JOB: Transcribe all of the material exactly.

MATERIAL FOR THE TASK:

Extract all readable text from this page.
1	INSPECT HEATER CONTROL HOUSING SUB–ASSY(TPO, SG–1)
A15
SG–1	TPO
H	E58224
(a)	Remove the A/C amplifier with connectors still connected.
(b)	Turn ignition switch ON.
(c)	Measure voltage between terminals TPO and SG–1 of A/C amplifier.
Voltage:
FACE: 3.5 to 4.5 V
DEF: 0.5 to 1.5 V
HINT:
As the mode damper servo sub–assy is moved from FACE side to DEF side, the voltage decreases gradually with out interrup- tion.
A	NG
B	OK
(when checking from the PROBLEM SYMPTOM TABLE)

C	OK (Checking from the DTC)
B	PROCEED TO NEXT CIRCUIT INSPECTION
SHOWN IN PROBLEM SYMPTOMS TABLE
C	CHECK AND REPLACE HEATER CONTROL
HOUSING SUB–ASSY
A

ANSWER TO THIS TASK:
Extract all readable text from this page.
1	INSPECT HEATER CONTROL HOUSING SUB–ASSY(TPO, SG–1)
A15
SG–1	TPO
H	E58224
(a)	Remove the A/C amplifier with connectors still connected.
(b)	Turn ignition switch ON.
(c)	Measure voltage between terminals TPO and SG–1 of A/C amplifier.
Voltage:
FACE: 3.5 to 4.5 V
DEF: 0.5 to 1.5 V
HINT:
As the mode damper servo sub–assy is moved from FACE side to DEF side, the voltage decreases gradually with out interrup- tion.
A	NG
B	OK
(when checking from the PROBLEM SYMPTOM TABLE)

C	OK (Checking from the DTC)
B	PROCEED TO NEXT CIRCUIT INSPECTION
SHOWN IN PROBLEM SYMPTOMS TABLE
C	CHECK AND REPLACE HEATER CONTROL
HOUSING SUB–ASSY
A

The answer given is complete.